EXCERPT TO READ ::
####
Another indication of the fraying tempers within Europe was related in the same article, which described a desperate telephone call by the Portuguese prime minister, Jose Socrates, to the German chancellor prior to the EU meeting. Under enormous pressure from the markets, Socrates asked Merkel what he should do, promising to do anything she wanted in order to avoid a bailout involving even more intense austerity measures.
Merkel put Socrates on hold to ask advice from her visitor at the time, the head of the International Monetary Fund, Dominique Strauss-Kahn. Strauss-Kahn immediately dismissed Socrates’ plea for help, declaring that the Portuguese prime minister could not be relied upon to do as he was told.
European pressure on Berlin was again stepped up with both the head of the European Central Bank, Jean-Claude Trichet, and the Belgian finance minister, Didier Reynders, calling for a hike in the balance of the EFSF prior to Monday’s meeting.
At the finance ministers’ summit itself, further divisions emerged, with a separate meeting to discuss strategy taking place between those members of the eurozone with a triple-A rating on the finance markets—Austria, Finland, France, Germany, Luxembourg and the Netherlands. No details have emerged of the discussions at this meeting, but it is significant that this club of wealthier European nations are conducting their own separate negotiations.
Following the EU meeting, the German government has made clear that it is prepared to agree to a relatively small increase to the EFSF fund in order to restore its original total of €440 billion. Any extension of the powers of the EFSF to make it able to buy up government bonds in a manner similar to the European Central Bank is to be discussed at a later date.
The EU finance ministers also agreed to a new series of so-called stress tests for European banks, but these tests will only publish their results in July of this year. The previous set of tests held last year has been widely described as farcical. Ireland’s two leading financial institutions at the centre of the country’s economic meltdown—the bankrupt Bank of Ireland and Allied Irish Bank—were both given a clean bill of health in last year’s tests.
The summit of EU finance ministers at the start of this week in Brussels is the latest in a series of such meetings that have taken place in the past year. When one discounts the anodyne pronouncements made by leading EU officials—Jean-Claude Juncker declared that the summit was characterised by a “very high level of convergence”—it is clear that the rifts and divisions that have emerged over the last year between European nations and groups of nations are reaching a breaking point.
In fact, EU states and European institutions are only united in one respect: their utter subservience to the interests of the banks and the finance markets. This is despite mounting evidence that the policy of the international finance elite—austerity everywhere and a huge re-division of social resources in favour of the wealthy—is massively accelerating the crisis on the European continent.
In its latest report on the World Economic Situation for 2011, UNCTAD warns against any euphoria that Europe may be emerging from its crisis.
The report notes that the economic development in Europe in 2010 “masks a number of important weaknesses”. The report states that industrial production across the continent remains 12 percent below its peak in 2008 and “most ominously recovery is taking place at different speeds. At the one end are countries (led by Germany) showing a relatively strong rebound…who were able to take full advantage of the improvement in global trade. At the other end of the spectrum are the countries entrenched in fiscal crises, such as Greece, Ireland, Portugal and Spain, which will either remain in recession or see minimal recovery.…”
The report concludes grimly, noting, “Risks to the forecast are slanted to the downside,” and then warns: “The impact of the fiscal austerity under way or planned could risk a renewed economic downturn…renewed financial market turbulence” and undermine “confidence in the euro.”
####
WHAT IS REQUIRED :: Update the article on the EU finance ministers' summit by rewriting it starting at "Merkel put Socrates" and ending at "to Monday’s meeting.", with "Belgian" changed to "Dutch". The items are not involved in this.
####
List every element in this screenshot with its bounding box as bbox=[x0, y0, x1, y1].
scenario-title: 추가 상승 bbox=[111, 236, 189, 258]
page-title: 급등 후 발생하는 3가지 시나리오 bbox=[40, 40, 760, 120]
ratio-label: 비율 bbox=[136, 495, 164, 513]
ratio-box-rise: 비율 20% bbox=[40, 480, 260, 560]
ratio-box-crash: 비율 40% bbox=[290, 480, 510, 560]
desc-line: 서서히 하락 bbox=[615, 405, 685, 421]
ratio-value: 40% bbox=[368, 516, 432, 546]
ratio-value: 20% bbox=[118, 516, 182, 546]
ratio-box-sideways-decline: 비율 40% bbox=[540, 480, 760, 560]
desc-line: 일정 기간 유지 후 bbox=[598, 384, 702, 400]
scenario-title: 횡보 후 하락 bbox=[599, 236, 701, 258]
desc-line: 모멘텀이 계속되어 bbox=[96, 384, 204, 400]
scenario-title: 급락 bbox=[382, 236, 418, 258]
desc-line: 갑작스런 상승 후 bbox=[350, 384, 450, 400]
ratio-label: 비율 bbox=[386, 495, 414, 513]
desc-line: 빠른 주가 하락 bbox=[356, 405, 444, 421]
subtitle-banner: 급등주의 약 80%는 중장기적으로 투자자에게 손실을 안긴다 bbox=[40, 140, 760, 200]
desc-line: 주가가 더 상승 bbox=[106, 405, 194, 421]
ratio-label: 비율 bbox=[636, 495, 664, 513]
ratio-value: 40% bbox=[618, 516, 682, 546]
####
RESULT ::
Merkel put Socrates on hold to ask advice from her visitor at the time, the head of the International Monetary Fund, Dominique Strauss-Kahn. Strauss-Kahn immediately dismissed Socrates’ plea for help, declaring that the Portuguese prime minister could not be relied upon to do as he was told.
European pressure on Berlin was again stepped up with both the head of the European Central Bank, Jean-Claude Trichet, and the Dutch finance minister, Didier Reynders, calling for a hike in the balance of the EFSF prior to Monday’s meeting.